• [Data for this task]:
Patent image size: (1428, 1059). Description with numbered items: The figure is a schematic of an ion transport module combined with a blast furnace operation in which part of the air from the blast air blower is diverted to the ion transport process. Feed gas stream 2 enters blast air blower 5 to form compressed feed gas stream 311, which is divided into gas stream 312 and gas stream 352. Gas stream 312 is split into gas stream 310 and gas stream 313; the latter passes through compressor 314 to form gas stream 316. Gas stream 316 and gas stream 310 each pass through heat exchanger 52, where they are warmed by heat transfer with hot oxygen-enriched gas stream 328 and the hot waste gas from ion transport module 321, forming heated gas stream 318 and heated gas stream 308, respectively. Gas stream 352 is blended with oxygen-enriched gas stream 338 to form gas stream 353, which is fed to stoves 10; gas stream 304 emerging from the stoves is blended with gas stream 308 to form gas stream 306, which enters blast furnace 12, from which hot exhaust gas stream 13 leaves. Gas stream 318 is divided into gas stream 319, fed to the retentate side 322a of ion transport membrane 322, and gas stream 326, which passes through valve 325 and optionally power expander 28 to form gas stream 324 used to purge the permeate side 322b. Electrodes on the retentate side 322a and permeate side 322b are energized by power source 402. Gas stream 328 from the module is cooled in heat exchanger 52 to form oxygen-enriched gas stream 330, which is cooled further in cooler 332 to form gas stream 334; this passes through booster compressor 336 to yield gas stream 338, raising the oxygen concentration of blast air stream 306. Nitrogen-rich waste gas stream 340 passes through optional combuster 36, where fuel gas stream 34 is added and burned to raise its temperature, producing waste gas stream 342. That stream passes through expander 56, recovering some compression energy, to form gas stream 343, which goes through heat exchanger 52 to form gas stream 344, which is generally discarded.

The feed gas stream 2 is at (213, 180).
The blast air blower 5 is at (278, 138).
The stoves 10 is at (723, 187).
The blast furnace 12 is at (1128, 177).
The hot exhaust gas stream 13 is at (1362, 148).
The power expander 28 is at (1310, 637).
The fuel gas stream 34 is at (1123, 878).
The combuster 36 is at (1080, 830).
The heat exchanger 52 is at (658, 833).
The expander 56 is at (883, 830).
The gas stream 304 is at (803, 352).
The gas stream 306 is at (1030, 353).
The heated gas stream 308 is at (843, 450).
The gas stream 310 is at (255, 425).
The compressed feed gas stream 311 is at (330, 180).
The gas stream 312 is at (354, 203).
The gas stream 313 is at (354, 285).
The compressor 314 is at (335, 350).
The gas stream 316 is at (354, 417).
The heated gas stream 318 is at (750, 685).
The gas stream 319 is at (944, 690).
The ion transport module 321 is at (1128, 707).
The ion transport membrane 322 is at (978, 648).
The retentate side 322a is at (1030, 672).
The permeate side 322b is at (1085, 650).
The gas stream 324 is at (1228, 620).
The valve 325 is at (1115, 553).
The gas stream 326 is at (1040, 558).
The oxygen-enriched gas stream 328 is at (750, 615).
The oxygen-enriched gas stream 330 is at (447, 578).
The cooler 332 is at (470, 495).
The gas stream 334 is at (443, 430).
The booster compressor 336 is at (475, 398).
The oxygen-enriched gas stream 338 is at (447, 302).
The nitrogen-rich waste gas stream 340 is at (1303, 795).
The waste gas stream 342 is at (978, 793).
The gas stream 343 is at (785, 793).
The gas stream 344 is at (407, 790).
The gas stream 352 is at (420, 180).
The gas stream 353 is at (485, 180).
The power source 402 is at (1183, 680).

• [What to produce]: Copy every line of the material above word for word, in the same order and with the same punctuation.

• [Exercise result]:
Patent image size: (1428, 1059). Description with numbered items: The figure is a schematic of an ion transport module combined with a blast furnace operation in which part of the air from the blast air blower is diverted to the ion transport process. Feed gas stream 2 enters blast air blower 5 to form compressed feed gas stream 311, which is divided into gas stream 312 and gas stream 352. Gas stream 312 is split into gas stream 310 and gas stream 313; the latter passes through compressor 314 to form gas stream 316. Gas stream 316 and gas stream 310 each pass through heat exchanger 52, where they are warmed by heat transfer with hot oxygen-enriched gas stream 328 and the hot waste gas from ion transport module 321, forming heated gas stream 318 and heated gas stream 308, respectively. Gas stream 352 is blended with oxygen-enriched gas stream 338 to form gas stream 353, which is fed to stoves 10; gas stream 304 emerging from the stoves is blended with gas stream 308 to form gas stream 306, which enters blast furnace 12, from which hot exhaust gas stream 13 leaves. Gas stream 318 is divided into gas stream 319, fed to the retentate side 322a of ion transport membrane 322, and gas stream 326, which passes through valve 325 and optionally power expander 28 to form gas stream 324 used to purge the permeate side 322b. Electrodes on the retentate side 322a and permeate side 322b are energized by power source 402. Gas stream 328 from the module is cooled in heat exchanger 52 to form oxygen-enriched gas stream 330, which is cooled further in cooler 332 to form gas stream 334; this passes through booster compressor 336 to yield gas stream 338, raising the oxygen concentration of blast air stream 306. Nitrogen-rich waste gas stream 340 passes through optional combuster 36, where fuel gas stream 34 is added and burned to raise its temperature, producing waste gas stream 342. That stream passes through expander 56, recovering some compression energy, to form gas stream 343, which goes through heat exchanger 52 to form gas stream 344, which is generally discarded.

The feed gas stream 2 is at (213, 180).
The blast air blower 5 is at (278, 138).
The stoves 10 is at (723, 187).
The blast furnace 12 is at (1128, 177).
The hot exhaust gas stream 13 is at (1362, 148).
The power expander 28 is at (1310, 637).
The fuel gas stream 34 is at (1123, 878).
The combuster 36 is at (1080, 830).
The heat exchanger 52 is at (658, 833).
The expander 56 is at (883, 830).
The gas stream 304 is at (803, 352).
The gas stream 306 is at (1030, 353).
The heated gas stream 308 is at (843, 450).
The gas stream 310 is at (255, 425).
The compressed feed gas stream 311 is at (330, 180).
The gas stream 312 is at (354, 203).
The gas stream 313 is at (354, 285).
The compressor 314 is at (335, 350).
The gas stream 316 is at (354, 417).
The heated gas stream 318 is at (750, 685).
The gas stream 319 is at (944, 690).
The ion transport module 321 is at (1128, 707).
The ion transport membrane 322 is at (978, 648).
The retentate side 322a is at (1030, 672).
The permeate side 322b is at (1085, 650).
The gas stream 324 is at (1228, 620).
The valve 325 is at (1115, 553).
The gas stream 326 is at (1040, 558).
The oxygen-enriched gas stream 328 is at (750, 615).
The oxygen-enriched gas stream 330 is at (447, 578).
The cooler 332 is at (470, 495).
The gas stream 334 is at (443, 430).
The booster compressor 336 is at (475, 398).
The oxygen-enriched gas stream 338 is at (447, 302).
The nitrogen-rich waste gas stream 340 is at (1303, 795).
The waste gas stream 342 is at (978, 793).
The gas stream 343 is at (785, 793).
The gas stream 344 is at (407, 790).
The gas stream 352 is at (420, 180).
The gas stream 353 is at (485, 180).
The power source 402 is at (1183, 680).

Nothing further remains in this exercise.